*Task details*: Using the listing below, report all lines holding the word "text".

*Input rows*:
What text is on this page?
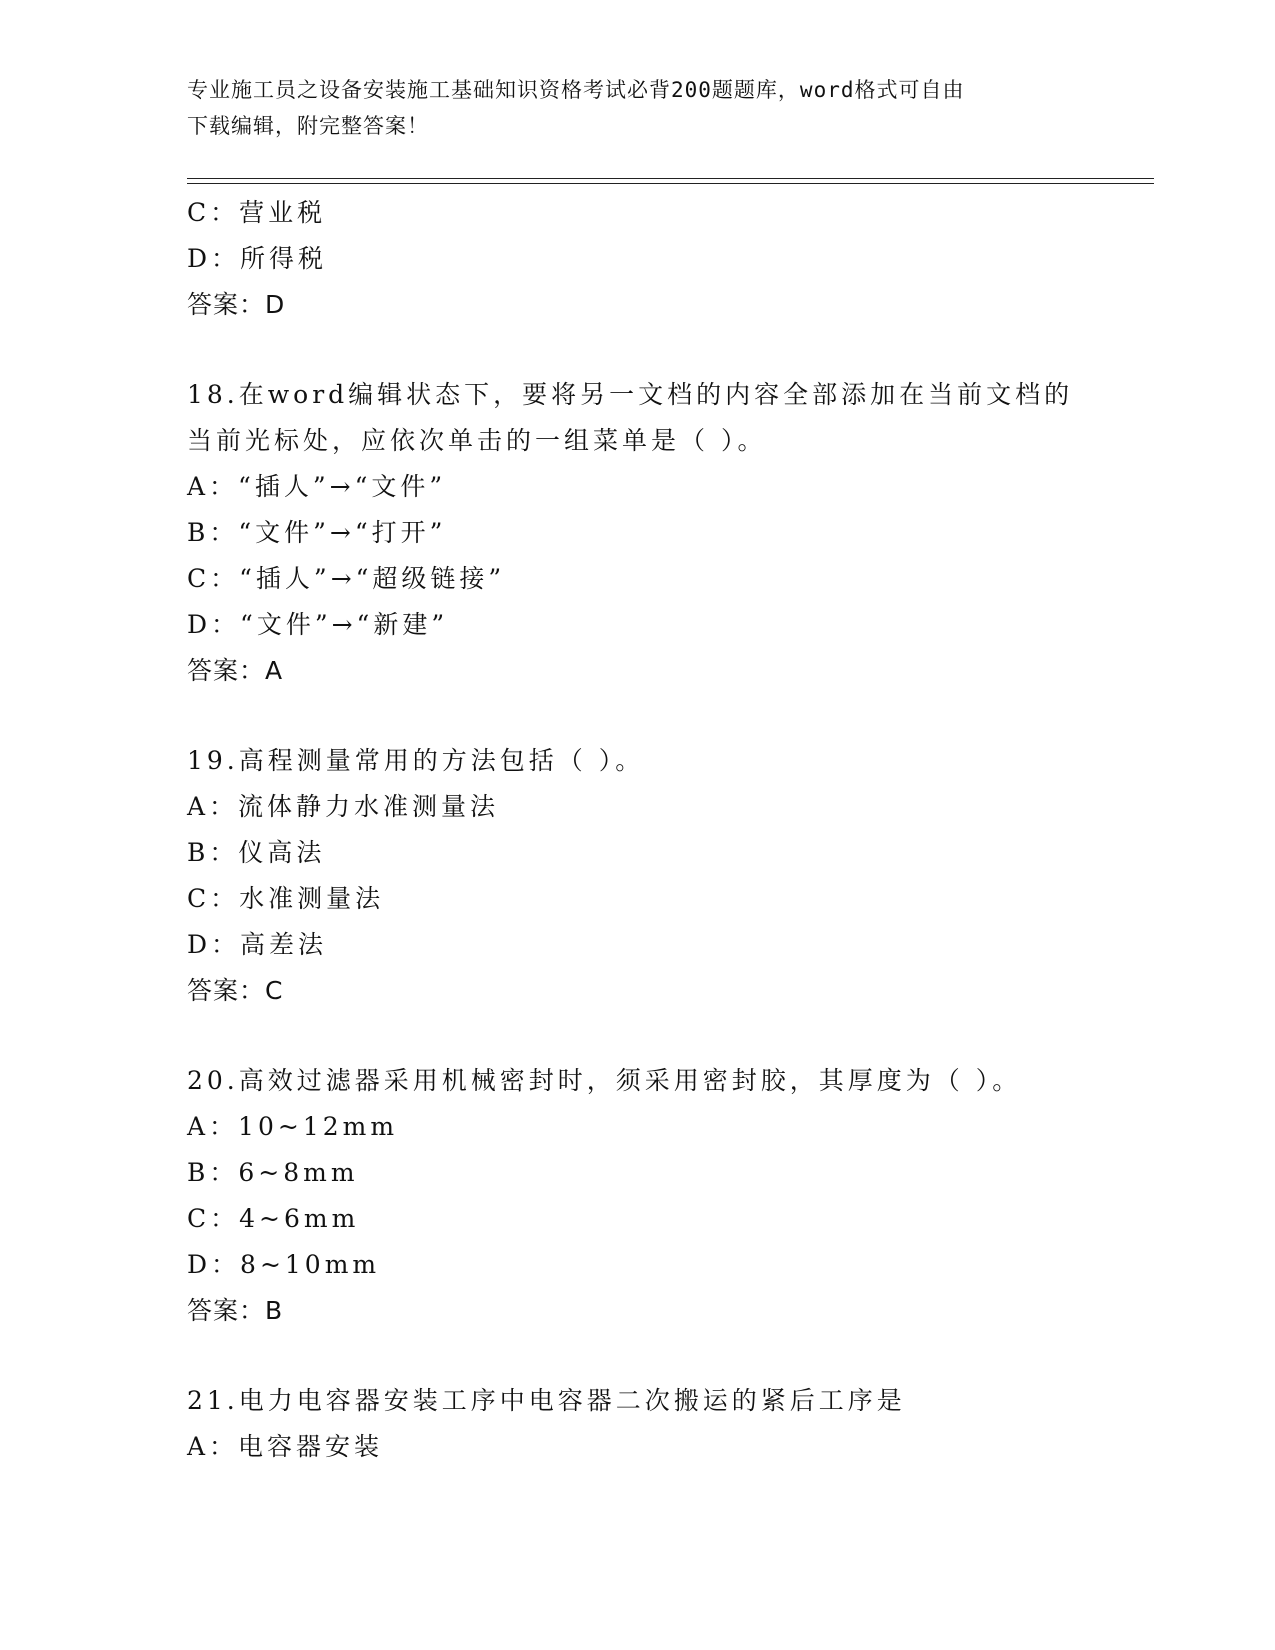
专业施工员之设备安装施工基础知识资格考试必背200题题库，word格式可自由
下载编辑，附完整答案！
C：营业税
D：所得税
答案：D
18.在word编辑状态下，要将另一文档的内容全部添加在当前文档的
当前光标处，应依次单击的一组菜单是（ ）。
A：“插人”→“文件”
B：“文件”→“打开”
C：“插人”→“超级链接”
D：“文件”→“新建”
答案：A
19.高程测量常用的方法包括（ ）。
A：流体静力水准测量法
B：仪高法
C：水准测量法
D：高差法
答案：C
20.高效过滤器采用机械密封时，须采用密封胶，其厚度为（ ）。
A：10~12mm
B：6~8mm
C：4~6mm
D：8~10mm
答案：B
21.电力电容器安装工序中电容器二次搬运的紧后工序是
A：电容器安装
...
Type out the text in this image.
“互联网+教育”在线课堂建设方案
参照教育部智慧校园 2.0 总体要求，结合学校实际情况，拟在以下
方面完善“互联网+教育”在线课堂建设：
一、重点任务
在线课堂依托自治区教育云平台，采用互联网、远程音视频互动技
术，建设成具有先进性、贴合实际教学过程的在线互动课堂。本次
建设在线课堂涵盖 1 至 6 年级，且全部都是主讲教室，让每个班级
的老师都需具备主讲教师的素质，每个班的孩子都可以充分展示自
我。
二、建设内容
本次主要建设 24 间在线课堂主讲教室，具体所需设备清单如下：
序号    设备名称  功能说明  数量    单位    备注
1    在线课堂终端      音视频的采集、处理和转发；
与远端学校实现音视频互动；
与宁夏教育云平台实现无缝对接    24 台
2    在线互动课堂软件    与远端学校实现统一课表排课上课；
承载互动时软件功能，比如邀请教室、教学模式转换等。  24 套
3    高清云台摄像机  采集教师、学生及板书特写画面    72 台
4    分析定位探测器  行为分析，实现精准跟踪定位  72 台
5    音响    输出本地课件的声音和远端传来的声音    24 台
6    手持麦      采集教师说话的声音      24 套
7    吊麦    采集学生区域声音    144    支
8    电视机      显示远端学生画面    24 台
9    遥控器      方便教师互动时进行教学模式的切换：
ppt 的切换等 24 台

*Correct answer*:
What text is on this page?
Type out the text in this image.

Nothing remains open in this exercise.